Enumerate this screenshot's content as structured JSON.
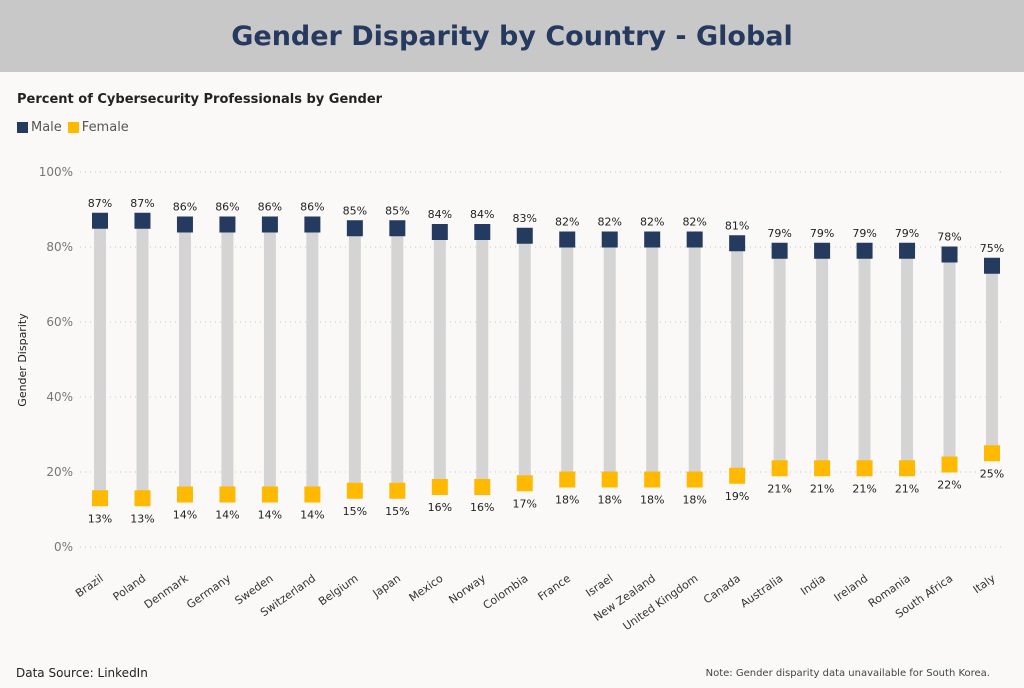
{
  "header": {
    "title": "Gender Disparity by Country - Global"
  },
  "footer": {
    "source": "Data Source: LinkedIn",
    "note": "Note: Gender disparity data unavailable for South Korea."
  },
  "chart_data": {
    "type": "dot-range",
    "title": "Percent of Cybersecurity Professionals by Gender",
    "xlabel": "",
    "ylabel": "Gender Disparity",
    "ylim": [
      0,
      100
    ],
    "yticks": [
      "0%",
      "20%",
      "40%",
      "60%",
      "80%",
      "100%"
    ],
    "grid": true,
    "legend_position": "top-left",
    "categories": [
      "Brazil",
      "Poland",
      "Denmark",
      "Germany",
      "Sweden",
      "Switzerland",
      "Belgium",
      "Japan",
      "Mexico",
      "Norway",
      "Colombia",
      "France",
      "Israel",
      "New Zealand",
      "United Kingdom",
      "Canada",
      "Australia",
      "India",
      "Ireland",
      "Romania",
      "South Africa",
      "Italy"
    ],
    "series": [
      {
        "name": "Male",
        "color": "#243a5e",
        "values": [
          87,
          87,
          86,
          86,
          86,
          86,
          85,
          85,
          84,
          84,
          83,
          82,
          82,
          82,
          82,
          81,
          79,
          79,
          79,
          79,
          78,
          75
        ]
      },
      {
        "name": "Female",
        "color": "#ffb900",
        "values": [
          13,
          13,
          14,
          14,
          14,
          14,
          15,
          15,
          16,
          16,
          17,
          18,
          18,
          18,
          18,
          19,
          21,
          21,
          21,
          21,
          22,
          25
        ]
      }
    ],
    "range_bar_color": "#d4d4d4"
  }
}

• • • • •

# REQUIREMENT
Output the data exactly. Pictures don't belong in the result.

# SOLUTION TO THE PROBLEM
Enumerate this screenshot's content as structured JSON.
{
  "header": {
    "title": "Gender Disparity by Country - Global"
  },
  "footer": {
    "source": "Data Source: LinkedIn",
    "note": "Note: Gender disparity data unavailable for South Korea."
  },
  "chart_data": {
    "type": "dot-range",
    "title": "Percent of Cybersecurity Professionals by Gender",
    "xlabel": "",
    "ylabel": "Gender Disparity",
    "ylim": [
      0,
      100
    ],
    "yticks": [
      "0%",
      "20%",
      "40%",
      "60%",
      "80%",
      "100%"
    ],
    "grid": true,
    "legend_position": "top-left",
    "categories": [
      "Brazil",
      "Poland",
      "Denmark",
      "Germany",
      "Sweden",
      "Switzerland",
      "Belgium",
      "Japan",
      "Mexico",
      "Norway",
      "Colombia",
      "France",
      "Israel",
      "New Zealand",
      "United Kingdom",
      "Canada",
      "Australia",
      "India",
      "Ireland",
      "Romania",
      "South Africa",
      "Italy"
    ],
    "series": [
      {
        "name": "Male",
        "color": "#243a5e",
        "values": [
          87,
          87,
          86,
          86,
          86,
          86,
          85,
          85,
          84,
          84,
          83,
          82,
          82,
          82,
          82,
          81,
          79,
          79,
          79,
          79,
          78,
          75
        ]
      },
      {
        "name": "Female",
        "color": "#ffb900",
        "values": [
          13,
          13,
          14,
          14,
          14,
          14,
          15,
          15,
          16,
          16,
          17,
          18,
          18,
          18,
          18,
          19,
          21,
          21,
          21,
          21,
          22,
          25
        ]
      }
    ],
    "range_bar_color": "#d4d4d4"
  }
}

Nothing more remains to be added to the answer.